**Aim of the task:** Transcribe the records below in full; pictures stay out of the copy.

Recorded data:

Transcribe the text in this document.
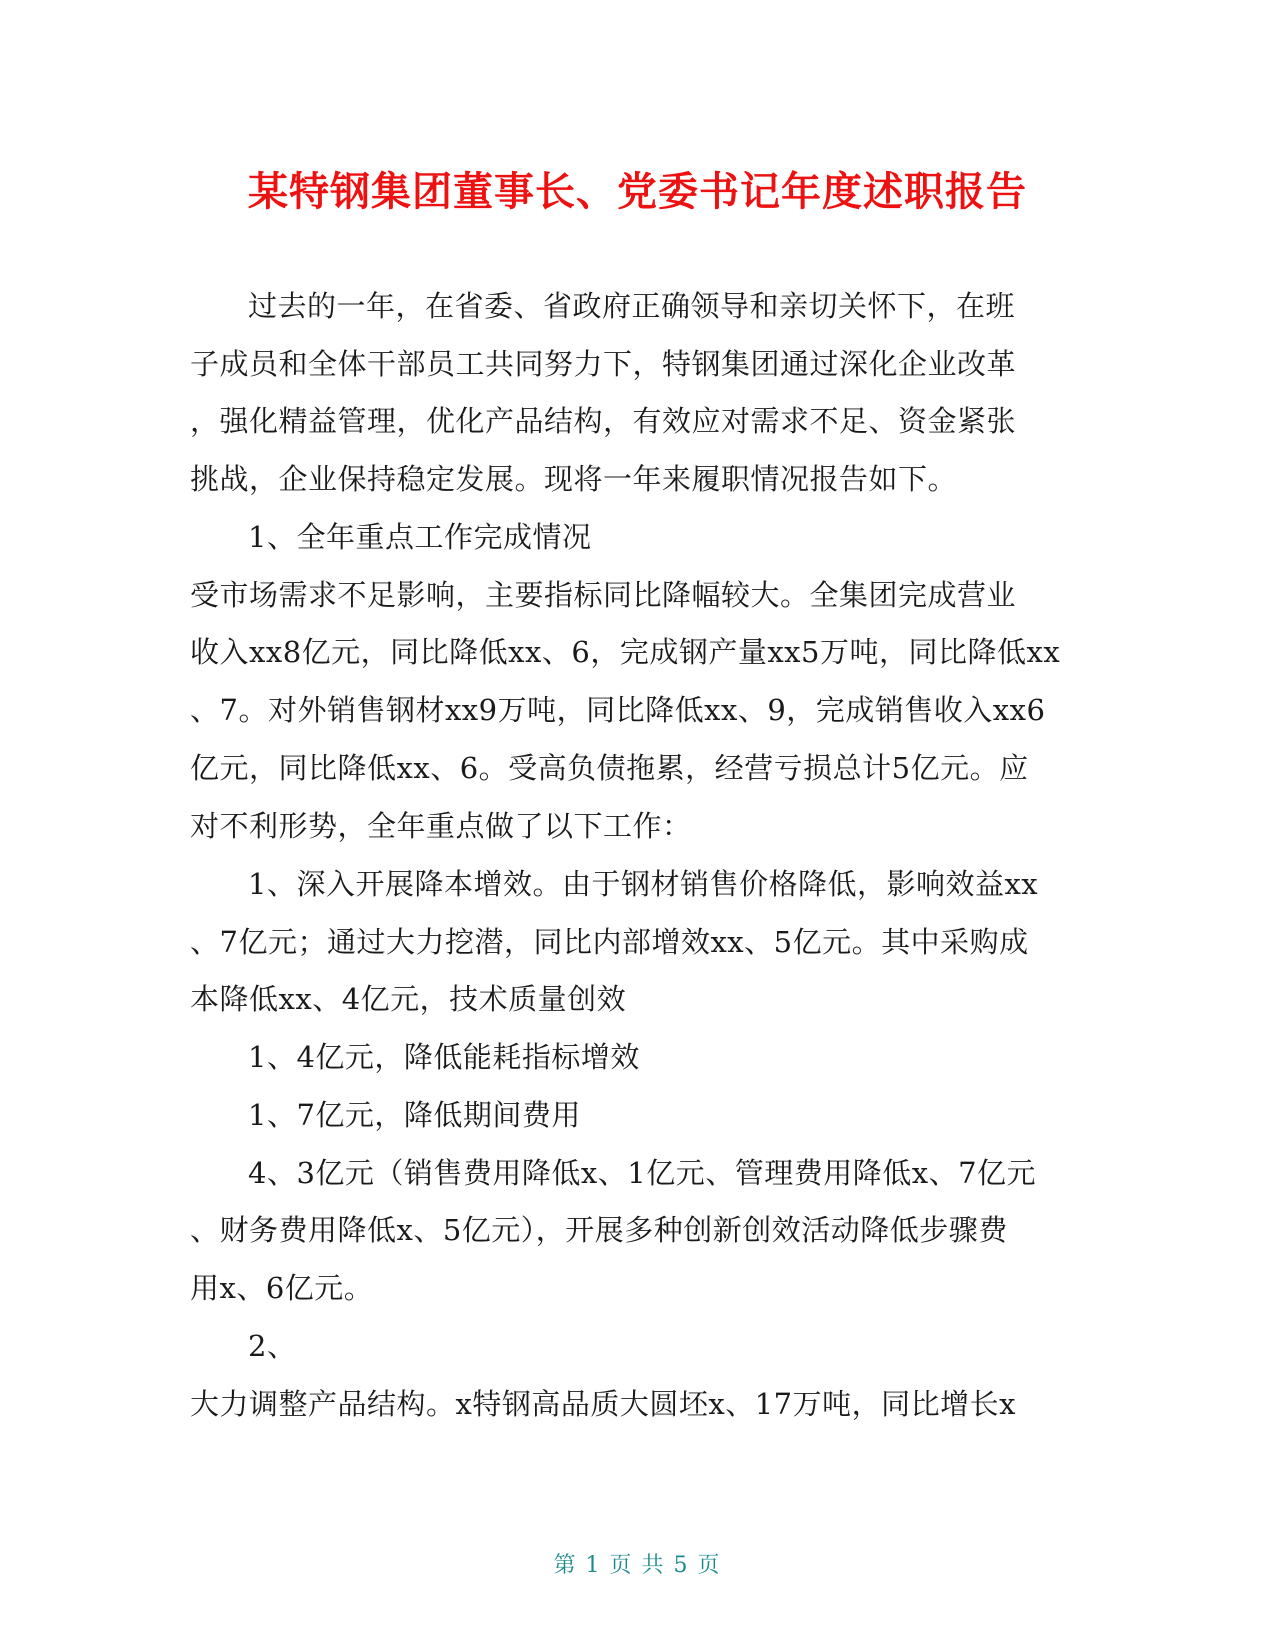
某特钢集团董事长、党委书记年度述职报告
过去的一年，在省委、省政府正确领导和亲切关怀下，在班
子成员和全体干部员工共同努力下，特钢集团通过深化企业改革
，强化精益管理，优化产品结构，有效应对需求不足、资金紧张
挑战，企业保持稳定发展。现将一年来履职情况报告如下。
1、全年重点工作完成情况
受市场需求不足影响，主要指标同比降幅较大。全集团完成营业
收入xx8亿元，同比降低xx、6，完成钢产量xx5万吨，同比降低xx
、7。对外销售钢材xx9万吨，同比降低xx、9，完成销售收入xx6
亿元，同比降低xx、6。受高负债拖累，经营亏损总计5亿元。应
对不利形势，全年重点做了以下工作：
1、深入开展降本增效。由于钢材销售价格降低，影响效益xx
、7亿元；通过大力挖潜，同比内部增效xx、5亿元。其中采购成
本降低xx、4亿元，技术质量创效
1、4亿元，降低能耗指标增效
1、7亿元，降低期间费用
4、3亿元（销售费用降低x、1亿元、管理费用降低x、7亿元
、财务费用降低x、5亿元），开展多种创新创效活动降低步骤费
用x、6亿元。
2、
大力调整产品结构。x特钢高品质大圆坯x、17万吨，同比增长x
第 1 页 共 5 页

**Answer to the exercise:**
Transcribe the text in this document.
某特钢集团董事长、党委书记年度述职报告
过去的一年，在省委、省政府正确领导和亲切关怀下，在班
子成员和全体干部员工共同努力下，特钢集团通过深化企业改革
，强化精益管理，优化产品结构，有效应对需求不足、资金紧张
挑战，企业保持稳定发展。现将一年来履职情况报告如下。
1、全年重点工作完成情况
受市场需求不足影响，主要指标同比降幅较大。全集团完成营业
收入xx8亿元，同比降低xx、6，完成钢产量xx5万吨，同比降低xx
、7。对外销售钢材xx9万吨，同比降低xx、9，完成销售收入xx6
亿元，同比降低xx、6。受高负债拖累，经营亏损总计5亿元。应
对不利形势，全年重点做了以下工作：
1、深入开展降本增效。由于钢材销售价格降低，影响效益xx
、7亿元；通过大力挖潜，同比内部增效xx、5亿元。其中采购成
本降低xx、4亿元，技术质量创效
1、4亿元，降低能耗指标增效
1、7亿元，降低期间费用
4、3亿元（销售费用降低x、1亿元、管理费用降低x、7亿元
、财务费用降低x、5亿元），开展多种创新创效活动降低步骤费
用x、6亿元。
2、
大力调整产品结构。x特钢高品质大圆坯x、17万吨，同比增长x
第 1 页 共 5 页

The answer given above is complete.